## Texto fornecido
********
Comentário Bíblico Online: Judas 1:4

Explicando sua mudança na finalidade da escrita, Judas declarou:

“A minha razão é que se introduziram sorrateiramente certos homens que há muito têm sido designados pelas Escrituras para este julgamento, homens ímpios, que transformam a benignidade imerecida de nosso Deus numa desculpa para conduta desenfreada e que se mostram falsos para com o nosso único Dono e Senhor, Jesus Cristo.” (Judas 4)

I. “A minha razão é que...” No início da carta nós observamos que Judas intencionava escrever aqueles cristãos uma carta que apenas fortalecia a fé dos irmãos nas promessas de Deus. Mas vimos que ele teve que mudar o conteúdo, visto que começaram a surgir problemas DENTRO da congregação cristã, e agora haveria a necessidade de escrever-lhes sobre a necessidade de LUTAR contra a influência corrompedora dentro da congregação. Agora ele passa a explicar porque mudara o foco de sua carta àqueles cristãos.[1]

II.“Se introduziram sorrateiramente...” – Gr.: pareisduno TDNT 3921. “Entrar de fininho” (CEV) “Entrar sem ser notado” (NTLH) “introduzir furtivamente” (EPC) “infiltrar-se secretamente” (AUV-NT)[2] Este verbo vem da junção de três palavras para (preposição designando algo que está ao lado) eis (preposição que designação direção) duno ou dumi (uma forma antiga do verbo grego duo que significa “afundar”. Segundo Thayer’s Greek-English Lexicon, este termo é aplicado ao por do sol nas Escrituras Gregas Cristãs) Este comentário é interessante pelo fato de que, assim como o por do sol se dá de maneira lenta, até que a escuridão tome conta do dia, assim também aqueles cristãos apóstatas aos poucos começaram a minar a fé dos seus irmãos fazendo que caíssem sobre eles a escuridão espiritual.
********
## Dados da tarefa
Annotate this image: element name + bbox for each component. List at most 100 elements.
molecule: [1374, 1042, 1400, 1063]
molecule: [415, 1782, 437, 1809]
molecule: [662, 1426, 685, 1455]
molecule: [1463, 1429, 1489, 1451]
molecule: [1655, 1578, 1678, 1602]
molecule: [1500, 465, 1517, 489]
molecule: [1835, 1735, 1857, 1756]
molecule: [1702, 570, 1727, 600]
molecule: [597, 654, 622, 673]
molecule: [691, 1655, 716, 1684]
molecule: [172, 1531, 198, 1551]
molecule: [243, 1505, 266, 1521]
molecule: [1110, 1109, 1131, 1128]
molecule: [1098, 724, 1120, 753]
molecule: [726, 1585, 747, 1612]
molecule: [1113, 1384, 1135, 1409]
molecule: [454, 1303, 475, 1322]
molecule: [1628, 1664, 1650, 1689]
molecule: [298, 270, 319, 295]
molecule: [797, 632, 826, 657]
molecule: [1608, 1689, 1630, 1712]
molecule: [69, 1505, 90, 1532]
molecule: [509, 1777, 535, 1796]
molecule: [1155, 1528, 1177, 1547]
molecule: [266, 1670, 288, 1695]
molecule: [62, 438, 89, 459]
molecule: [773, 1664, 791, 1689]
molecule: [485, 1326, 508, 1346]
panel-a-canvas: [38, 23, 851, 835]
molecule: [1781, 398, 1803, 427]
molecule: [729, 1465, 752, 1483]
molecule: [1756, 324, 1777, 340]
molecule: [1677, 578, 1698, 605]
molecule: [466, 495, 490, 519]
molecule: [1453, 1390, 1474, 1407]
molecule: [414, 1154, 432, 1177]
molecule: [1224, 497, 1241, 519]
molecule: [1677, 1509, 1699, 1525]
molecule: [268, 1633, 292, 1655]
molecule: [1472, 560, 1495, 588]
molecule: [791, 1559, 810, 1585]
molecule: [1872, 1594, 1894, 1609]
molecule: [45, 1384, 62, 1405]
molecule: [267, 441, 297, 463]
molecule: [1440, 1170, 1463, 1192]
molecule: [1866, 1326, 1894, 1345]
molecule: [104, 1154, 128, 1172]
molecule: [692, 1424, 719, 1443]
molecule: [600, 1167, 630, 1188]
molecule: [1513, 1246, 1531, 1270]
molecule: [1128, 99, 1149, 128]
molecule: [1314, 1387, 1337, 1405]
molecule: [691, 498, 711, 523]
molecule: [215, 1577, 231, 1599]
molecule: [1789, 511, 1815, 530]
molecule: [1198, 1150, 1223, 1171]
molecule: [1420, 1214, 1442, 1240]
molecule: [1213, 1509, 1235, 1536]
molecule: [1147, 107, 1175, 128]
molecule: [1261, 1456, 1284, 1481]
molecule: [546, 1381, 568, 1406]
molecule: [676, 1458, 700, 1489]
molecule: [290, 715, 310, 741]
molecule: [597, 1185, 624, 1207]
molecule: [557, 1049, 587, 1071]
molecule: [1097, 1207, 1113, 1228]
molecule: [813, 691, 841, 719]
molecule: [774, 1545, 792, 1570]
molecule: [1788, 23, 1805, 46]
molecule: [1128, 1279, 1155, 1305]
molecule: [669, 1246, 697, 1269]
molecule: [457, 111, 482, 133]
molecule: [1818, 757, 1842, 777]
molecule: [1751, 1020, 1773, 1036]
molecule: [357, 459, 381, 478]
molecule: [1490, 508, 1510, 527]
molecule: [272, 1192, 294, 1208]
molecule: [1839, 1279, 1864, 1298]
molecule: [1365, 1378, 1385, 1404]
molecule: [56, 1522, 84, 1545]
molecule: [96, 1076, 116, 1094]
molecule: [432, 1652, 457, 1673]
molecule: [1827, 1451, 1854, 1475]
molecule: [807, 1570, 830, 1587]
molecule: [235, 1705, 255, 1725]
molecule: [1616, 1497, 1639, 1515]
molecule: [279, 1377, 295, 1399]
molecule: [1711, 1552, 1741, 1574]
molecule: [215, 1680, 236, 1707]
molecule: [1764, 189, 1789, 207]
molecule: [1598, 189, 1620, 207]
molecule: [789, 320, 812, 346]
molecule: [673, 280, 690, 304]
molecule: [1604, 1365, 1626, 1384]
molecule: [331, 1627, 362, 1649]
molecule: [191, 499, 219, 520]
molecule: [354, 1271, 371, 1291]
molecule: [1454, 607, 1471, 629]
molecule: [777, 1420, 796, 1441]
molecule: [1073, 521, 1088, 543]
********
## O que se pede
[1] Reescreva a listagem começando na primeira linha e terminando na linha que contém "molecule: [1608, 1689, 1630, 1712]", ambas incluídas, trocando "molecule" por "molécula" e deixando todo o resto igual. Entregue só esse trecho.
[2] Continue o comentário sobre Judas 4 a partir da última frase mostrada.

## Respostas por tarefa
[1]
Annotate this image: element name + bbox for each component. List at most 100 elements.
molécula: [1374, 1042, 1400, 1063]
molécula: [415, 1782, 437, 1809]
molécula: [662, 1426, 685, 1455]
molécula: [1463, 1429, 1489, 1451]
molécula: [1655, 1578, 1678, 1602]
molécula: [1500, 465, 1517, 489]
molécula: [1835, 1735, 1857, 1756]
molécula: [1702, 570, 1727, 600]
molécula: [597, 654, 622, 673]
molécula: [691, 1655, 716, 1684]
molécula: [172, 1531, 198, 1551]
molécula: [243, 1505, 266, 1521]
molécula: [1110, 1109, 1131, 1128]
molécula: [1098, 724, 1120, 753]
molécula: [726, 1585, 747, 1612]
molécula: [1113, 1384, 1135, 1409]
molécula: [454, 1303, 475, 1322]
molécula: [1628, 1664, 1650, 1689]
molécula: [298, 270, 319, 295]
molécula: [797, 632, 826, 657]
molécula: [1608, 1689, 1630, 1712]

[2]
O erudito bíblico Marvin R. Vincent diz:

O verbo significa entrar pelo lado (παρά), entrar furtivamente pela porta dos fundos. Ocorre apenas aqui no Novo Testamento.[3]

III. “Certos homens...” De maneira sutil, Judas não menciona o nome deles, sendo esta até uma forma de não dignificá-los, deixando-os assim no anonimato, uma vez que era justamente o que eles queriam, a saber, chamar atenção para si. (cf. vv. 8, 10, 12, 16, 19) Os homens que se “introduziram sorrateiramente” entre os verdadeiros cristãos insidiosamente ensinaram falsidade. (Veja Gálatas 2:4; 1 João 2:19.) Jesus havia predito um movimento inimigo destinado a corromper o povo de Deus, pois ele revelou que o Diabo semearia “joio”, ou cristãos falsos, entre o “trigo”, ou verdadeiros seguidores de Cristo. (Mateus 13:24-30, 36-43) Houvera também alertas apostólicos quanto à apostasia, tendo Pedro especificamente mencionado “falsos instrutores”. — 2 Pedro 2:1; Atos 20:29, 30; 2 Tessalonicenses 2:3.

IV. “Há muito tem sido designado pelas Escrituras” – A expressão “designado pelas Escrituras” (Gr.: prographo TDNT 4270) Aparece cerca de cinco vezes nas Escrituras Gregas Cristãs: (Rom. 15:4; Gal. 3:1; Ef. 3:3; Judas 1:4). Significar “escrever antes do tempo”, “escrever previamente”, “anunciar”, “prescrever”. É a junção da preposição pro (antes) com o verbo grapho (gravar, escrever, descrever) Antigamente, os nomes daqueles que estavam para ser punidos eram normalmente colocados num lugar público, como também suas sentenças depois de suas condenações, e isso é notado pela mesma palavra que o Judas usa em sua carta. É obvio que as Escrituras não mencionam os nomes literais de todos os iníquos que receberam os julgamentos adversos de Yehowah, mas ela conserva por escrito as características das pessoas que receberão este julgamento, a saber, todas as pessoas que se comportarem como os Israelitas rebeldes (v. 5), como os demônios dos dias de Noé (v 6) ou imorais como os Sodomitas (v. 7). Há muito tempo as Escrituras dão cabalmente testemunhos que as pessoas que se enquadram nestas características foram designadas para o julgamento da parte de Deus.

College Press New Testament Commentary reza:

Essa condenação foi “escrita há muito tempo atrás”, talvez se referindo aos avisos do Antigo Testamento contra falsos profetas, como também os avisos de Jesus e dos apóstolos.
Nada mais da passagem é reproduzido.